**WRITTEN REQUEST:** Copy the lines below as they are; omit the images they contain.

**RECORD LIST:**
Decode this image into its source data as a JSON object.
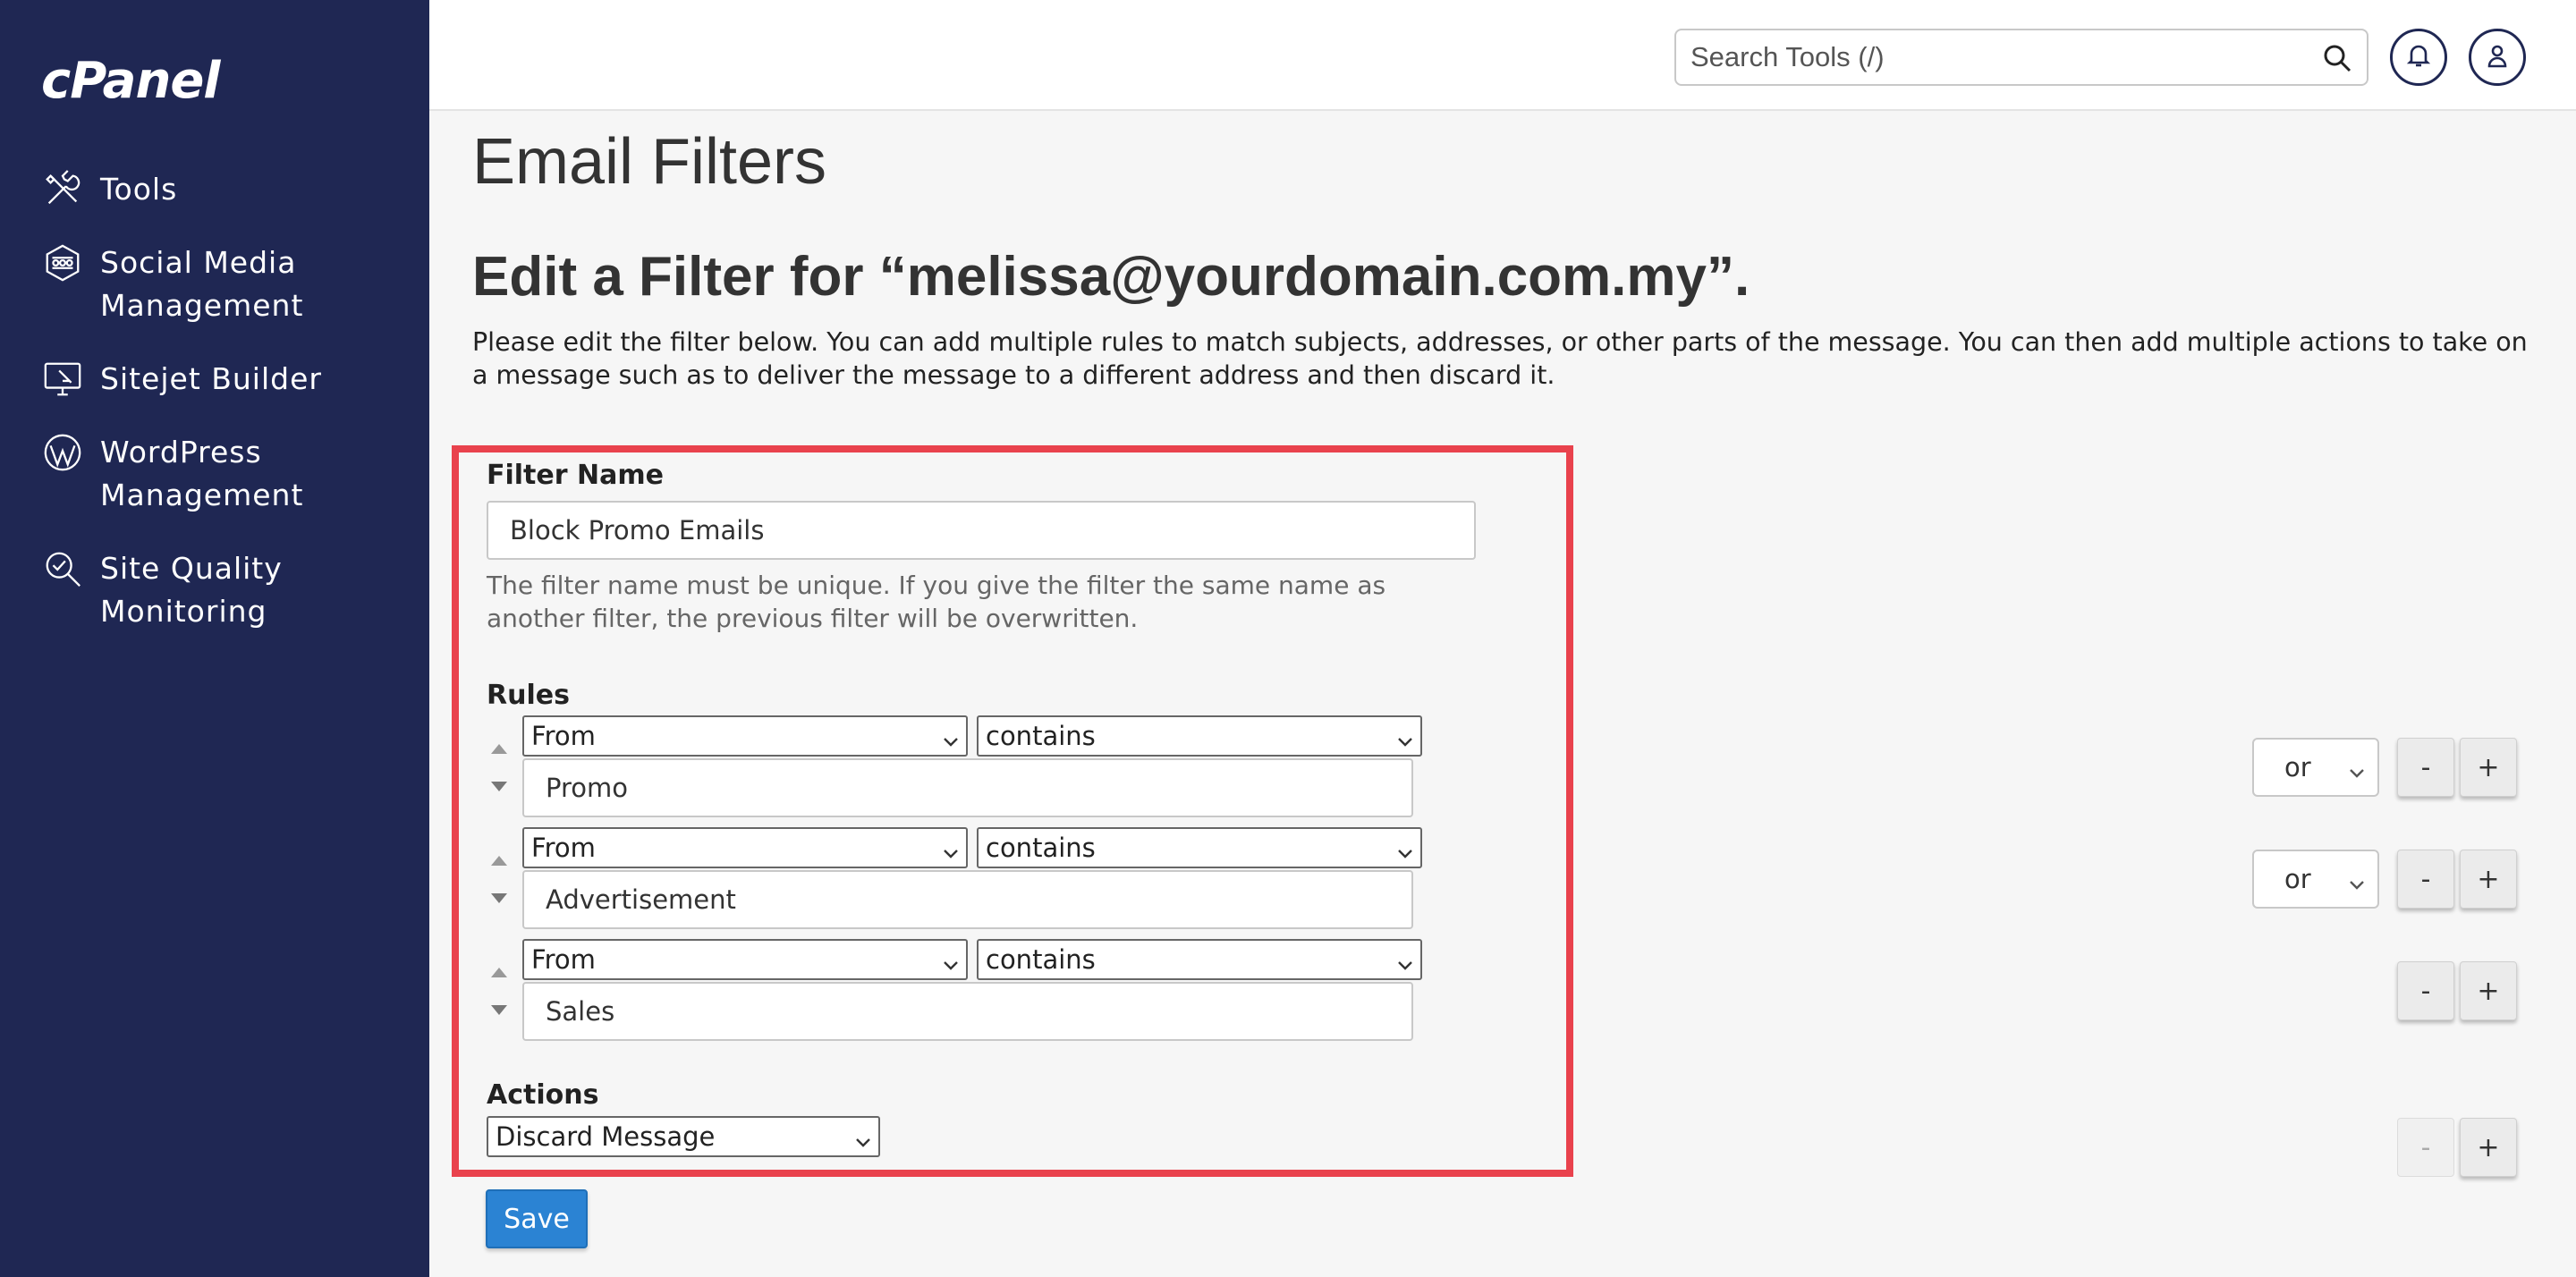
{
  "brand": {
    "logo": "cPanel"
  },
  "sidebar": {
    "items": [
      {
        "label": "Tools",
        "icon": "tools-icon"
      },
      {
        "label": "Social Media\nManagement",
        "icon": "social-media-icon"
      },
      {
        "label": "Sitejet Builder",
        "icon": "sitejet-icon"
      },
      {
        "label": "WordPress\nManagement",
        "icon": "wordpress-icon"
      },
      {
        "label": "Site Quality\nMonitoring",
        "icon": "site-quality-icon"
      }
    ]
  },
  "header": {
    "search_placeholder": "Search Tools (/)",
    "icons": [
      "search-icon",
      "bell-icon",
      "user-icon"
    ]
  },
  "page": {
    "title": "Email Filters",
    "section_title": "Edit a Filter for “melissa@yourdomain.com.my”.",
    "description": "Please edit the filter below. You can add multiple rules to match subjects, addresses, or other parts of the message. You can then add multiple actions to take on a message such as to deliver the message to a different address and then discard it."
  },
  "form": {
    "filter_name_label": "Filter Name",
    "filter_name_value": "Block Promo Emails",
    "filter_name_help": "The filter name must be unique. If you give the filter the same name as another filter, the previous filter will be overwritten.",
    "rules_label": "Rules",
    "rules": [
      {
        "field": "From",
        "operator": "contains",
        "value": "Promo",
        "conjunction": "or"
      },
      {
        "field": "From",
        "operator": "contains",
        "value": "Advertisement",
        "conjunction": "or"
      },
      {
        "field": "From",
        "operator": "contains",
        "value": "Sales",
        "conjunction": ""
      }
    ],
    "actions_label": "Actions",
    "action_value": "Discard Message",
    "minus_label": "-",
    "plus_label": "+",
    "save_label": "Save"
  },
  "colors": {
    "sidebar_bg": "#1f2753",
    "highlight_border": "#e9424d",
    "save_button": "#2b83d3"
  }
}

**WORKED ANSWER:**
Decode this image into its source data as a JSON object.
{
  "brand": {
    "logo": "cPanel"
  },
  "sidebar": {
    "items": [
      {
        "label": "Tools",
        "icon": "tools-icon"
      },
      {
        "label": "Social Media\nManagement",
        "icon": "social-media-icon"
      },
      {
        "label": "Sitejet Builder",
        "icon": "sitejet-icon"
      },
      {
        "label": "WordPress\nManagement",
        "icon": "wordpress-icon"
      },
      {
        "label": "Site Quality\nMonitoring",
        "icon": "site-quality-icon"
      }
    ]
  },
  "header": {
    "search_placeholder": "Search Tools (/)",
    "icons": [
      "search-icon",
      "bell-icon",
      "user-icon"
    ]
  },
  "page": {
    "title": "Email Filters",
    "section_title": "Edit a Filter for “melissa@yourdomain.com.my”.",
    "description": "Please edit the filter below. You can add multiple rules to match subjects, addresses, or other parts of the message. You can then add multiple actions to take on a message such as to deliver the message to a different address and then discard it."
  },
  "form": {
    "filter_name_label": "Filter Name",
    "filter_name_value": "Block Promo Emails",
    "filter_name_help": "The filter name must be unique. If you give the filter the same name as another filter, the previous filter will be overwritten.",
    "rules_label": "Rules",
    "rules": [
      {
        "field": "From",
        "operator": "contains",
        "value": "Promo",
        "conjunction": "or"
      },
      {
        "field": "From",
        "operator": "contains",
        "value": "Advertisement",
        "conjunction": "or"
      },
      {
        "field": "From",
        "operator": "contains",
        "value": "Sales",
        "conjunction": ""
      }
    ],
    "actions_label": "Actions",
    "action_value": "Discard Message",
    "minus_label": "-",
    "plus_label": "+",
    "save_label": "Save"
  },
  "colors": {
    "sidebar_bg": "#1f2753",
    "highlight_border": "#e9424d",
    "save_button": "#2b83d3"
  }
}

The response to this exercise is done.